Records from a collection
★ ★ ★ ★ ★ ★ ★

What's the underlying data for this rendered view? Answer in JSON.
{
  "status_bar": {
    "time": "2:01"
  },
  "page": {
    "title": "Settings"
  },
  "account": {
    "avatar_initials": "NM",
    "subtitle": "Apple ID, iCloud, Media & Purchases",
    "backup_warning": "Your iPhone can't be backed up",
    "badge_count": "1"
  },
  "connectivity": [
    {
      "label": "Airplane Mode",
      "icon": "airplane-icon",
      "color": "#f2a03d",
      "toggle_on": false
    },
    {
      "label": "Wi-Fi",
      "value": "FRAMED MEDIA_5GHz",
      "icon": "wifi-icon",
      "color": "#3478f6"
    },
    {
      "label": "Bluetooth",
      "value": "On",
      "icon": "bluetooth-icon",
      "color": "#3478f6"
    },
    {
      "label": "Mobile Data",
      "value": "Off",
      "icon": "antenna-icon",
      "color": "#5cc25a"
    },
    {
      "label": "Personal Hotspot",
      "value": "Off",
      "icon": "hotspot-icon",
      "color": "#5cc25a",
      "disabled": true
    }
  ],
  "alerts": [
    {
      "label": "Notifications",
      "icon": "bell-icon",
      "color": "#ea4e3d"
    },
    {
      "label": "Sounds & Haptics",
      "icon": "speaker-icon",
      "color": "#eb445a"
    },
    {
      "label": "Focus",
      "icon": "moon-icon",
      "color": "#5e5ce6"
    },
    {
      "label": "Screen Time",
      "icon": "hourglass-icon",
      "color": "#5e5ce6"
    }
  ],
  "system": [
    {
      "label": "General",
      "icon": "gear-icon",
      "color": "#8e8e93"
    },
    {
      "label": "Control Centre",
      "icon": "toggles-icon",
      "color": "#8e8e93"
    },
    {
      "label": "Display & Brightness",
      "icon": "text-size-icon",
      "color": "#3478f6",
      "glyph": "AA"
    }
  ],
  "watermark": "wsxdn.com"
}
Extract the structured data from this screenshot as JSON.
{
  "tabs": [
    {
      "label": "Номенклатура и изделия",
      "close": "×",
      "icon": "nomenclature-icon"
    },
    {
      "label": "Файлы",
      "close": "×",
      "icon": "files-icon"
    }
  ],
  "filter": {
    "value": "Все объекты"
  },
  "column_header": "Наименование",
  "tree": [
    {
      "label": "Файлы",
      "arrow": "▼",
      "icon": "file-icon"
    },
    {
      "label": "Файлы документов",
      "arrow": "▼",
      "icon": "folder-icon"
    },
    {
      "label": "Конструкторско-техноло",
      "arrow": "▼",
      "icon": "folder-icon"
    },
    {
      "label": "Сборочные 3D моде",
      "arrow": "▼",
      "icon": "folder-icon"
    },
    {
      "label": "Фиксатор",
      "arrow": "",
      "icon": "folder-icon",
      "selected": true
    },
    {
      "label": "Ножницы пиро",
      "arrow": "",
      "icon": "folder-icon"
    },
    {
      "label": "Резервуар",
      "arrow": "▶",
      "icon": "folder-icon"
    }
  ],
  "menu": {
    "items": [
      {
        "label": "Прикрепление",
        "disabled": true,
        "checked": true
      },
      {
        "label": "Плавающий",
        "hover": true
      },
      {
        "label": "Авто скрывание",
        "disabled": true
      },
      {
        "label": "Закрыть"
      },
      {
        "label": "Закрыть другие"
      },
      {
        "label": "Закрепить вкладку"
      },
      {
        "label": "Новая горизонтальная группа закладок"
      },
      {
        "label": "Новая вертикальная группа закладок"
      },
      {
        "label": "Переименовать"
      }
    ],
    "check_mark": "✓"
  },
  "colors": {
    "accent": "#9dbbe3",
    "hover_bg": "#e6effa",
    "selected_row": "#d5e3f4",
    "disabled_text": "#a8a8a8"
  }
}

★ ★ ★ ★ ★ ★ ★

**EXERCISE TASK:** Which lines include "true"? Copy each of them out.

**ANSWER TO THE PROBLEM:**
      "disabled": true
      "selected": true
        "disabled": true,
        "checked": true
        "hover": true
        "disabled": true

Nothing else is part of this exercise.